▶ **The exercise**:
Which lines hold the string "value"? Copy every one of them.

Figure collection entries
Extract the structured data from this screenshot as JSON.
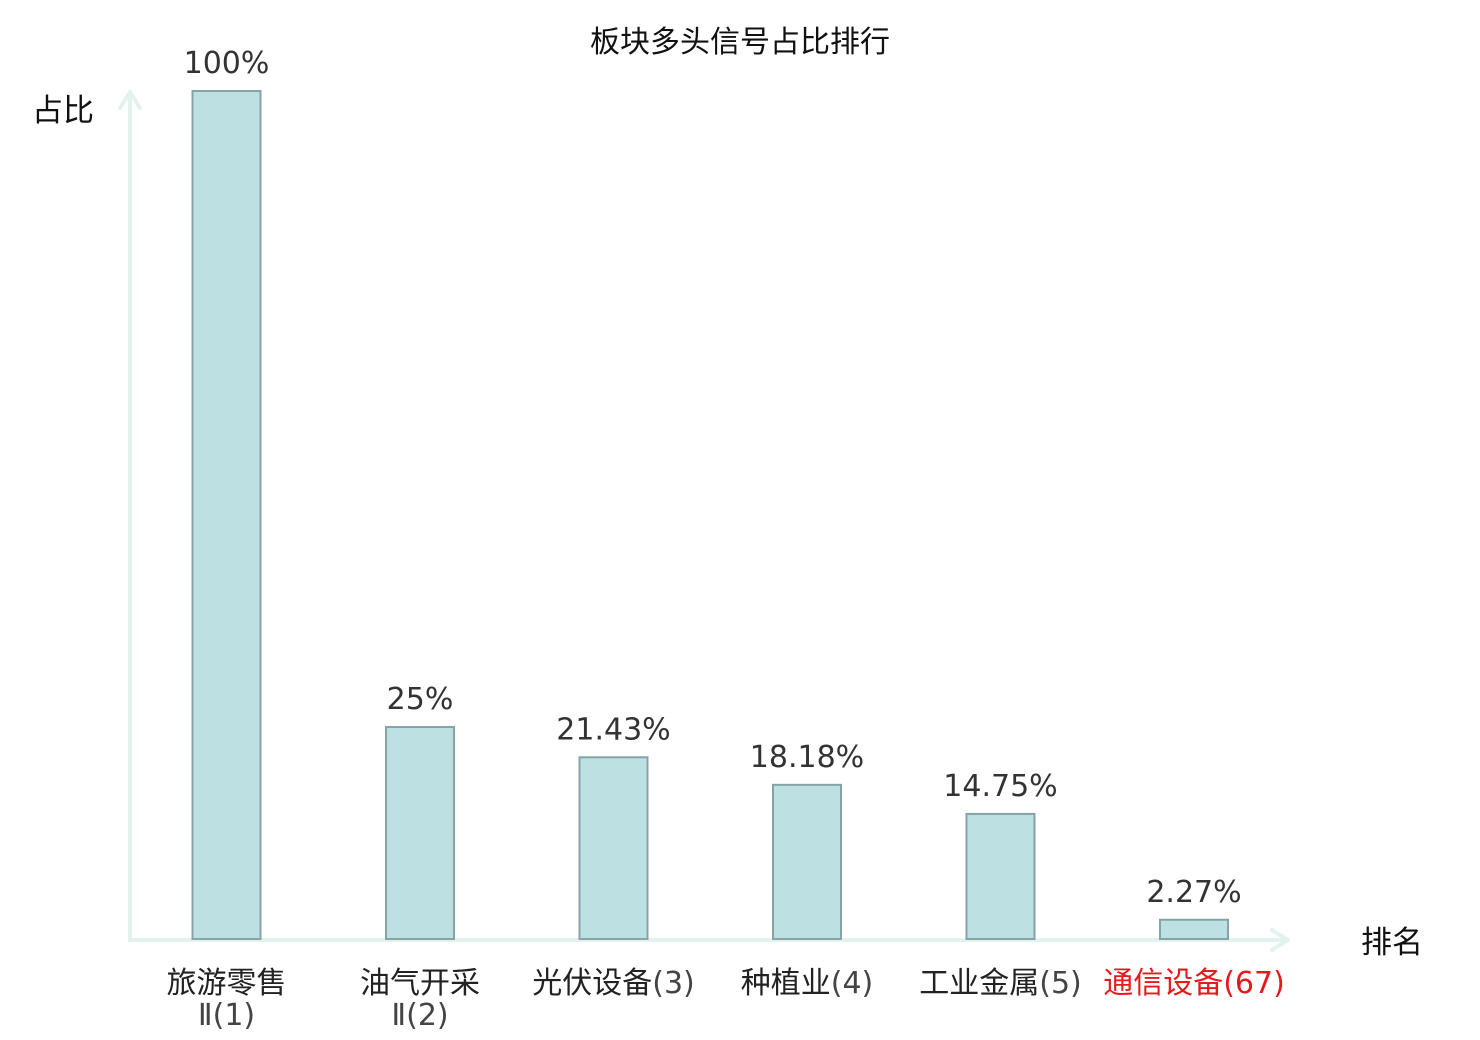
{
  "chart_data": {
    "type": "bar",
    "title": "板块多头信号占比排行",
    "ylabel": "占比",
    "xlabel": "排名",
    "ylim": [
      0,
      100
    ],
    "grid": false,
    "categories": [
      {
        "name": "旅游零售",
        "name2": "Ⅱ",
        "rank": "(1)",
        "value": 100,
        "label": "100%",
        "highlight": false
      },
      {
        "name": "油气开采",
        "name2": "Ⅱ",
        "rank": "(2)",
        "value": 25,
        "label": "25%",
        "highlight": false
      },
      {
        "name": "光伏设备",
        "name2": "",
        "rank": "(3)",
        "value": 21.43,
        "label": "21.43%",
        "highlight": false
      },
      {
        "name": "种植业",
        "name2": "",
        "rank": "(4)",
        "value": 18.18,
        "label": "18.18%",
        "highlight": false
      },
      {
        "name": "工业金属",
        "name2": "",
        "rank": "(5)",
        "value": 14.75,
        "label": "14.75%",
        "highlight": false
      },
      {
        "name": "通信设备",
        "name2": "",
        "rank": "(67)",
        "value": 2.27,
        "label": "2.27%",
        "highlight": true
      }
    ],
    "colors": {
      "bar_fill": "#bde0e3",
      "bar_stroke": "#86a3a6",
      "axis": "#e3f2ef",
      "highlight": "#e41a1c"
    }
  }
}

▶ **Correct response**:
        "value": 100,
        "value": 25,
        "value": 21.43,
        "value": 18.18,
        "value": 14.75,
        "value": 2.27,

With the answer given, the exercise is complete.